YOUR OBJECTIVE – Scan the material that follows. Copy every line containing the word "Campus".

(Records about charts and figures)

[BEGIN]

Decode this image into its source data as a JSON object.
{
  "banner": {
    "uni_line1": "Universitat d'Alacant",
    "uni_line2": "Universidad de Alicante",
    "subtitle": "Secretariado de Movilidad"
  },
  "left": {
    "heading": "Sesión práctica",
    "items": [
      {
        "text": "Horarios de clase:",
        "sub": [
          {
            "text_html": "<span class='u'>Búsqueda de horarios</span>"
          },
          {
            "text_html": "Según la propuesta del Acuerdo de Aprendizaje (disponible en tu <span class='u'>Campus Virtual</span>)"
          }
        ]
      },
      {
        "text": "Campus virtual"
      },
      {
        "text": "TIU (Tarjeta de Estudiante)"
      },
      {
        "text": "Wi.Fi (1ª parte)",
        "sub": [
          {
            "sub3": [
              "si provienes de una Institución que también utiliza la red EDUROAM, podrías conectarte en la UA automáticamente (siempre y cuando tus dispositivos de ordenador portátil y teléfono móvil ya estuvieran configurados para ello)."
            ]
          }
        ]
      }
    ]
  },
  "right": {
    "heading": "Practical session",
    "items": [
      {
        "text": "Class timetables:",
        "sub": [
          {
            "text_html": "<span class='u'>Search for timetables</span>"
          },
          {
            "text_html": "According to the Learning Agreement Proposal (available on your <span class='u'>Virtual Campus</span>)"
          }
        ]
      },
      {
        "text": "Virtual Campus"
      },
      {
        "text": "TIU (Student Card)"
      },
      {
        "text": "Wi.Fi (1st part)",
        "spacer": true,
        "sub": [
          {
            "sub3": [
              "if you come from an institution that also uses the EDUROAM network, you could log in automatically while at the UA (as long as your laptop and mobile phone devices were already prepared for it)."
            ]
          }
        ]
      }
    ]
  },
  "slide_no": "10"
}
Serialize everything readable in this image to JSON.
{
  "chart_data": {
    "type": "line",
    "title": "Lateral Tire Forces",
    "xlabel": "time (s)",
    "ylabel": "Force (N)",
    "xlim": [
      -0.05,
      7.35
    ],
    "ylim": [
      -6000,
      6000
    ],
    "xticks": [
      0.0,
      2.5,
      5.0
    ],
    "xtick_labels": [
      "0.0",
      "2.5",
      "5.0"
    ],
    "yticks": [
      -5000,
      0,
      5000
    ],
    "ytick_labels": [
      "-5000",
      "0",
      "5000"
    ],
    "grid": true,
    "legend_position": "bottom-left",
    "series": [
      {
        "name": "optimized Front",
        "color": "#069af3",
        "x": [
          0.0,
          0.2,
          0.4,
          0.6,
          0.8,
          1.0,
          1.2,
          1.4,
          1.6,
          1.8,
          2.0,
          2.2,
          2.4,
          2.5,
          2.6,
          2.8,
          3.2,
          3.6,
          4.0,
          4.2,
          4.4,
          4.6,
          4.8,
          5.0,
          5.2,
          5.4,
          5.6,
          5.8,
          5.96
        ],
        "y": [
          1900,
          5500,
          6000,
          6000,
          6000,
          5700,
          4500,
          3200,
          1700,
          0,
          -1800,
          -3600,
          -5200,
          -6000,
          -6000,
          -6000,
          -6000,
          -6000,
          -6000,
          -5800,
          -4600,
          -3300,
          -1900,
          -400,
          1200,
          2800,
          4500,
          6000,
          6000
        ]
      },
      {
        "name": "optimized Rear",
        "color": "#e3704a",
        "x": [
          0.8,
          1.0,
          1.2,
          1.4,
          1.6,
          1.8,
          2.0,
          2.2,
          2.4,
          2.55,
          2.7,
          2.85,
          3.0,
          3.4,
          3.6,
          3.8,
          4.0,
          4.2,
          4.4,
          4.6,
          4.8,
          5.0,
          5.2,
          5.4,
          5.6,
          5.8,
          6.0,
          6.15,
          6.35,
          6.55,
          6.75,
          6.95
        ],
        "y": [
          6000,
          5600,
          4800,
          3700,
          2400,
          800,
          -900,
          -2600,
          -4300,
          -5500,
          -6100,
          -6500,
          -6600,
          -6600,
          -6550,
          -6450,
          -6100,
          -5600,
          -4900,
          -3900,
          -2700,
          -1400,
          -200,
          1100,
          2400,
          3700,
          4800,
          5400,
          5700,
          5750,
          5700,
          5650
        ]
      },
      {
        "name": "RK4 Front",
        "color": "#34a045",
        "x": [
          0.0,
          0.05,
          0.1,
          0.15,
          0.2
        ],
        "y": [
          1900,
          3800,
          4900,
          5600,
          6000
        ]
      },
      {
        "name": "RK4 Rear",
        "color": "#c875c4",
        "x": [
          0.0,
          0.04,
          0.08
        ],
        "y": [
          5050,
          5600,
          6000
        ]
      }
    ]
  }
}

[END]

PROBLEM SOLUTION –
            "text_html": "Según la propuesta del Acuerdo de Aprendizaje (disponible en tu <span class='u'>Campus Virtual</span>)"
        "text": "Campus virtual"
            "text_html": "According to the Learning Agreement Proposal (available on your <span class='u'>Virtual Campus</span>)"
        "text": "Virtual Campus"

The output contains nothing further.